* What the task asks
Pick out each line in the records below that contains the word "output", and copy those lines.

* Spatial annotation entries
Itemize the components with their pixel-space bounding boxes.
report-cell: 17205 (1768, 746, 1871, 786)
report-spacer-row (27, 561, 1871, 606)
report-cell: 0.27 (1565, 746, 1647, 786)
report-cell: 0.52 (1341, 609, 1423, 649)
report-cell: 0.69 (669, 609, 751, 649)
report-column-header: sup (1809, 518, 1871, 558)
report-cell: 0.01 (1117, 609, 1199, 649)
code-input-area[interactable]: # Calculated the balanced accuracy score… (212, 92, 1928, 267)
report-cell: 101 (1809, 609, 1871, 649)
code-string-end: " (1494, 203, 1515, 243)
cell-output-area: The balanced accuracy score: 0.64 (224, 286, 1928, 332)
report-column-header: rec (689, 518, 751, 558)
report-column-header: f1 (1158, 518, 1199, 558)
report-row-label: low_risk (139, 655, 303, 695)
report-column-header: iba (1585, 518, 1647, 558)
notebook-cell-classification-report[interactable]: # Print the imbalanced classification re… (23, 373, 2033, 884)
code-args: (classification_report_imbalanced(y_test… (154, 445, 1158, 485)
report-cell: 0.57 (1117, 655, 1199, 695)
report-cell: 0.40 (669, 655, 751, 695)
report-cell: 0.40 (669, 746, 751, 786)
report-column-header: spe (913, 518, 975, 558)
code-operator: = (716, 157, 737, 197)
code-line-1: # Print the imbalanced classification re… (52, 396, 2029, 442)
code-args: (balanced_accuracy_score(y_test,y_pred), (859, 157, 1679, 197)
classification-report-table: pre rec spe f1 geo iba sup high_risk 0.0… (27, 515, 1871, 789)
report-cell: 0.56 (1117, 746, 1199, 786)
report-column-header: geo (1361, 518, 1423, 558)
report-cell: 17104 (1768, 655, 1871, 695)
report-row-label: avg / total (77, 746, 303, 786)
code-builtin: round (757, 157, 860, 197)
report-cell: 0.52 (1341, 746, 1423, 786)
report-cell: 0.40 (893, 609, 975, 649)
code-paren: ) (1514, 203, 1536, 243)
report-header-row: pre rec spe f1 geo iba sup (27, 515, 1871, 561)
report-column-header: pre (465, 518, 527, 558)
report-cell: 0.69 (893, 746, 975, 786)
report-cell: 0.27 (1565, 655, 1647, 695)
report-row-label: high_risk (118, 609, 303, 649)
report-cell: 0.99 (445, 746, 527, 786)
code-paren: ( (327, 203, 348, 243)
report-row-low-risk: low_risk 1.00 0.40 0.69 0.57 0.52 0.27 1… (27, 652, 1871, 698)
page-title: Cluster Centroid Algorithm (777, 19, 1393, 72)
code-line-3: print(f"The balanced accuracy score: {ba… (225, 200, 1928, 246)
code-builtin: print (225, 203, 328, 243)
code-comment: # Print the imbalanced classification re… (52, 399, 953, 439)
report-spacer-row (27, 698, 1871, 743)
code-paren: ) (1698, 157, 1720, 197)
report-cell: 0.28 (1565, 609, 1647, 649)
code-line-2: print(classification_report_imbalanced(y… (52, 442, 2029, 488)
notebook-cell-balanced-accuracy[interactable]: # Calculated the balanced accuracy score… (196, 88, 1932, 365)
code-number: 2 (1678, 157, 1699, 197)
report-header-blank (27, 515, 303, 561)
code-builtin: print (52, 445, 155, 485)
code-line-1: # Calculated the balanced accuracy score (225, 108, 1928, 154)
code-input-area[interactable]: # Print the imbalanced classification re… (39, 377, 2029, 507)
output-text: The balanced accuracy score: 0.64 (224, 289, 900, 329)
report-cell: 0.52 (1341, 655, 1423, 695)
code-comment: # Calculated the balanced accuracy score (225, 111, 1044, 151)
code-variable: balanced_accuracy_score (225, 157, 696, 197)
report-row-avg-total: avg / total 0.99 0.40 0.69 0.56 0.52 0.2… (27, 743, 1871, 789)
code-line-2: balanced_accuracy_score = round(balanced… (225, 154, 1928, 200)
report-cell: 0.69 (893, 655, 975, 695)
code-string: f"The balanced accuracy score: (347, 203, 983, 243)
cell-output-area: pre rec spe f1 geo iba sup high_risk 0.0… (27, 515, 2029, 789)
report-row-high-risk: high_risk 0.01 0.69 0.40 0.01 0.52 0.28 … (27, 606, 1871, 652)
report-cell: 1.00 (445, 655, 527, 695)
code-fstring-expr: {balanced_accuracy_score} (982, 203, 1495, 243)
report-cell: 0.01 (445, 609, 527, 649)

* Complete response
cell-output-area: The balanced accuracy score: 0.64 (224, 286, 1928, 332)
output-text: The balanced accuracy score: 0.64 (224, 289, 900, 329)
cell-output-area: pre rec spe f1 geo iba sup high_risk 0.0… (27, 515, 2029, 789)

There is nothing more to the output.